> WHAT IS EXPECTED: Reproduce every line of the items, substituting "hour-axis-label" for each occurrence of "hour-tick-label" and leaving everything else unchanged. Leave out the pictures.

> DATA SUPPLIED:
########
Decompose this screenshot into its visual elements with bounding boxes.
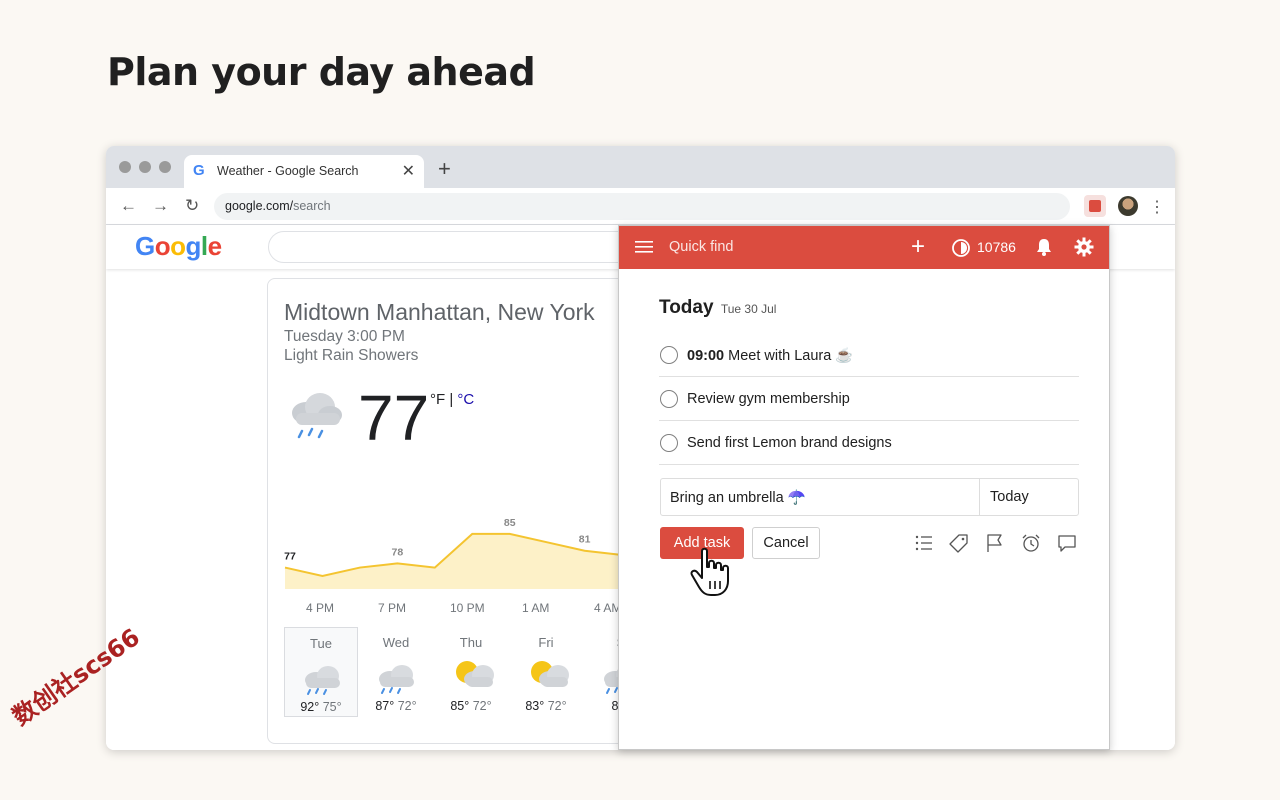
hour-tick-label: 10 PM [450, 601, 485, 615]
google-logo-letter: e [207, 231, 222, 261]
window-dot-icon[interactable] [139, 161, 151, 173]
task-checkbox[interactable] [660, 346, 678, 364]
hour-tick-label: 7 PM [378, 601, 407, 615]
forecast-high: 85° [450, 699, 470, 713]
back-arrow-icon[interactable]: ← [120, 196, 137, 216]
avatar[interactable] [1118, 196, 1138, 216]
today-heading: Today Tue 30 Jul [659, 297, 776, 319]
todoist-extension-icon[interactable] [1084, 195, 1106, 217]
window-dot-icon[interactable] [119, 161, 131, 173]
page-headline: Plan your day ahead [107, 50, 536, 94]
forecast-day-name: Tue [310, 636, 332, 651]
google-logo-letter: g [185, 231, 202, 261]
karma-icon[interactable] [951, 238, 971, 258]
url-path: search [293, 199, 331, 213]
menu-kebab-icon[interactable]: ⋮ [1149, 197, 1165, 217]
task-input-field[interactable]: Bring an umbrella ☂️ [670, 489, 806, 506]
comment-icon[interactable] [1057, 533, 1077, 553]
hour-tick-label: 4 PM [306, 601, 335, 615]
weather-temperature: 77 [358, 382, 430, 454]
cancel-button[interactable]: Cancel [752, 527, 820, 559]
task-checkbox[interactable] [660, 434, 678, 452]
chart-data-label: 81 [579, 534, 591, 546]
task-item[interactable]: 09:00 Meet with Laura ☕ [659, 333, 1079, 377]
quick-find-input[interactable]: Quick find [669, 239, 733, 255]
rain-cloud-icon [292, 393, 342, 439]
new-tab-button[interactable]: + [438, 156, 451, 182]
weather-condition: Light Rain Showers [284, 347, 419, 364]
tab-title: Weather - Google Search [217, 164, 359, 178]
chart-data-label: 78 [392, 546, 404, 558]
google-logo-letter: G [135, 231, 155, 261]
close-tab-icon[interactable]: ✕ [402, 161, 415, 181]
forecast-day-name: Wed [382, 635, 410, 650]
rain-cloud-icon [298, 656, 346, 701]
url-host: google.com/ [225, 199, 294, 213]
unit-fahrenheit[interactable]: °F [430, 391, 445, 408]
todoist-popup: Quick find + 10786 Today Tue 30 Jul 09:0… [618, 225, 1110, 750]
hand-pointer-cursor-icon [690, 547, 729, 596]
partly-sunny-icon [447, 655, 495, 700]
partly-sunny-icon [522, 655, 570, 700]
forecast-day[interactable]: Fri 83° 72° [509, 627, 583, 717]
browser-toolbar: ← → ↻ google.com/search ⋮ [106, 188, 1175, 225]
add-task-plus-icon[interactable]: + [911, 233, 925, 261]
forecast-low: 75° [319, 700, 342, 714]
weather-time: Tuesday 3:00 PM [284, 328, 405, 345]
address-bar[interactable]: google.com/search [214, 193, 1070, 220]
due-date-value: Today [990, 489, 1029, 505]
forecast-day[interactable]: Wed 87° 72° [359, 627, 433, 717]
google-logo-letter: l [200, 231, 208, 261]
forecast-day[interactable]: Thu 85° 72° [434, 627, 508, 717]
forecast-high: 83° [525, 699, 545, 713]
label-tag-icon[interactable] [949, 533, 969, 553]
google-logo-letter: o [154, 231, 171, 261]
task-time: 09:00 [687, 348, 725, 364]
google-favicon-icon: G [193, 162, 205, 179]
today-date: Tue 30 Jul [720, 302, 777, 316]
forecast-low: 72° [544, 699, 567, 713]
task-text: Send first Lemon brand designs [687, 435, 892, 451]
karma-points[interactable]: 10786 [977, 239, 1016, 255]
forecast-day-name: Fri [538, 635, 554, 650]
task-checkbox[interactable] [660, 390, 678, 408]
weather-location: Midtown Manhattan, New York [284, 299, 595, 325]
window-dot-icon[interactable] [159, 161, 171, 173]
task-text: Meet with Laura ☕ [728, 348, 854, 364]
task-item[interactable]: Review gym membership [659, 377, 1079, 421]
priority-flag-icon[interactable] [985, 533, 1005, 553]
reload-icon[interactable]: ↻ [185, 196, 199, 216]
todoist-topbar: Quick find + 10786 [619, 226, 1109, 269]
today-title: Today [659, 297, 714, 318]
hamburger-menu-icon[interactable] [635, 240, 653, 254]
google-logo-letter: o [170, 231, 186, 261]
project-list-icon[interactable] [914, 533, 934, 553]
chart-data-label: 77 [284, 551, 296, 563]
temperature-unit-toggle[interactable]: °F | °C [430, 391, 474, 408]
rain-cloud-icon [372, 655, 420, 700]
reminder-alarm-icon[interactable] [1021, 533, 1041, 553]
settings-gear-icon[interactable] [1074, 237, 1094, 257]
google-logo[interactable]: Google [135, 231, 222, 262]
forecast-low: 72° [394, 699, 417, 713]
chart-data-label: 85 [504, 517, 516, 529]
hour-tick-label: 1 AM [522, 601, 550, 615]
forward-arrow-icon[interactable]: → [152, 196, 169, 216]
tab-bar: G Weather - Google Search ✕ + [106, 146, 1175, 188]
browser-tab[interactable]: G Weather - Google Search ✕ [184, 155, 424, 188]
unit-separator: | [445, 391, 458, 408]
task-editor[interactable]: Bring an umbrella ☂️ Today [660, 478, 1079, 516]
forecast-day[interactable]: Tue 92° 75° [284, 627, 358, 717]
task-item[interactable]: Send first Lemon brand designs [659, 421, 1079, 465]
forecast-day-name: Thu [459, 635, 483, 650]
unit-celsius[interactable]: °C [457, 391, 474, 408]
task-text: Review gym membership [687, 391, 850, 407]
due-date-field[interactable]: Today [979, 479, 1079, 515]
forecast-high: 92° [300, 700, 320, 714]
forecast-high: 87° [375, 699, 395, 713]
forecast-low: 72° [469, 699, 492, 713]
notifications-bell-icon[interactable] [1035, 237, 1053, 257]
########
> ANSWER BELOW:
Decompose this screenshot into its visual elements with bounding boxes.
hour-axis-label: 10 PM [450, 601, 485, 615]
google-logo-letter: e [207, 231, 222, 261]
window-dot-icon[interactable] [139, 161, 151, 173]
task-checkbox[interactable] [660, 346, 678, 364]
hour-axis-label: 7 PM [378, 601, 407, 615]
forecast-high: 85° [450, 699, 470, 713]
back-arrow-icon[interactable]: ← [120, 196, 137, 216]
avatar[interactable] [1118, 196, 1138, 216]
today-heading: Today Tue 30 Jul [659, 297, 776, 319]
todoist-extension-icon[interactable] [1084, 195, 1106, 217]
window-dot-icon[interactable] [119, 161, 131, 173]
page-headline: Plan your day ahead [107, 50, 536, 94]
forecast-day-name: Tue [310, 636, 332, 651]
google-logo-letter: g [185, 231, 202, 261]
karma-icon[interactable] [951, 238, 971, 258]
url-path: search [293, 199, 331, 213]
menu-kebab-icon[interactable]: ⋮ [1149, 197, 1165, 217]
task-input-field[interactable]: Bring an umbrella ☂️ [670, 489, 806, 506]
comment-icon[interactable] [1057, 533, 1077, 553]
hour-axis-label: 4 PM [306, 601, 335, 615]
weather-temperature: 77 [358, 382, 430, 454]
cancel-button[interactable]: Cancel [752, 527, 820, 559]
task-checkbox[interactable] [660, 434, 678, 452]
chart-data-label: 81 [579, 534, 591, 546]
task-item[interactable]: 09:00 Meet with Laura ☕ [659, 333, 1079, 377]
quick-find-input[interactable]: Quick find [669, 239, 733, 255]
rain-cloud-icon [292, 393, 342, 439]
new-tab-button[interactable]: + [438, 156, 451, 182]
weather-condition: Light Rain Showers [284, 347, 419, 364]
tab-title: Weather - Google Search [217, 164, 359, 178]
chart-data-label: 78 [392, 546, 404, 558]
google-logo-letter: G [135, 231, 155, 261]
close-tab-icon[interactable]: ✕ [402, 161, 415, 181]
forecast-day-name: Wed [382, 635, 410, 650]
rain-cloud-icon [298, 656, 346, 701]
url-host: google.com/ [225, 199, 294, 213]
unit-fahrenheit[interactable]: °F [430, 391, 445, 408]
todoist-popup: Quick find + 10786 Today Tue 30 Jul 09:0… [618, 225, 1110, 750]
hand-pointer-cursor-icon [690, 547, 729, 596]
partly-sunny-icon [447, 655, 495, 700]
partly-sunny-icon [522, 655, 570, 700]
forecast-day[interactable]: Fri 83° 72° [509, 627, 583, 717]
browser-toolbar: ← → ↻ google.com/search ⋮ [106, 188, 1175, 225]
add-task-plus-icon[interactable]: + [911, 233, 925, 261]
forecast-low: 75° [319, 700, 342, 714]
weather-time: Tuesday 3:00 PM [284, 328, 405, 345]
address-bar[interactable]: google.com/search [214, 193, 1070, 220]
due-date-value: Today [990, 489, 1029, 505]
forecast-day[interactable]: Wed 87° 72° [359, 627, 433, 717]
google-logo-letter: l [200, 231, 208, 261]
forecast-day[interactable]: Thu 85° 72° [434, 627, 508, 717]
forecast-high: 83° [525, 699, 545, 713]
label-tag-icon[interactable] [949, 533, 969, 553]
google-logo-letter: o [154, 231, 171, 261]
task-time: 09:00 [687, 348, 725, 364]
google-favicon-icon: G [193, 162, 205, 179]
today-date: Tue 30 Jul [720, 302, 777, 316]
forecast-low: 72° [544, 699, 567, 713]
task-text: Send first Lemon brand designs [687, 435, 892, 451]
karma-points[interactable]: 10786 [977, 239, 1016, 255]
forecast-day-name: Fri [538, 635, 554, 650]
task-checkbox[interactable] [660, 390, 678, 408]
weather-location: Midtown Manhattan, New York [284, 299, 595, 325]
window-dot-icon[interactable] [159, 161, 171, 173]
task-text: Meet with Laura ☕ [728, 348, 854, 364]
task-item[interactable]: Review gym membership [659, 377, 1079, 421]
priority-flag-icon[interactable] [985, 533, 1005, 553]
reload-icon[interactable]: ↻ [185, 196, 199, 216]
todoist-topbar: Quick find + 10786 [619, 226, 1109, 269]
today-title: Today [659, 297, 714, 318]
hamburger-menu-icon[interactable] [635, 240, 653, 254]
google-logo-letter: o [170, 231, 186, 261]
project-list-icon[interactable] [914, 533, 934, 553]
chart-data-label: 77 [284, 551, 296, 563]
temperature-unit-toggle[interactable]: °F | °C [430, 391, 474, 408]
rain-cloud-icon [372, 655, 420, 700]
reminder-alarm-icon[interactable] [1021, 533, 1041, 553]
settings-gear-icon[interactable] [1074, 237, 1094, 257]
google-logo[interactable]: Google [135, 231, 222, 262]
forecast-low: 72° [394, 699, 417, 713]
chart-data-label: 85 [504, 517, 516, 529]
hour-axis-label: 1 AM [522, 601, 550, 615]
forward-arrow-icon[interactable]: → [152, 196, 169, 216]
tab-bar: G Weather - Google Search ✕ + [106, 146, 1175, 188]
browser-tab[interactable]: G Weather - Google Search ✕ [184, 155, 424, 188]
unit-separator: | [445, 391, 458, 408]
task-editor[interactable]: Bring an umbrella ☂️ Today [660, 478, 1079, 516]
forecast-day[interactable]: Tue 92° 75° [284, 627, 358, 717]
task-item[interactable]: Send first Lemon brand designs [659, 421, 1079, 465]
forecast-day-name: Thu [459, 635, 483, 650]
unit-celsius[interactable]: °C [457, 391, 474, 408]
task-text: Review gym membership [687, 391, 850, 407]
due-date-field[interactable]: Today [979, 479, 1079, 515]
forecast-high: 92° [300, 700, 320, 714]
forecast-high: 87° [375, 699, 395, 713]
forecast-low: 72° [469, 699, 492, 713]
notifications-bell-icon[interactable] [1035, 237, 1053, 257]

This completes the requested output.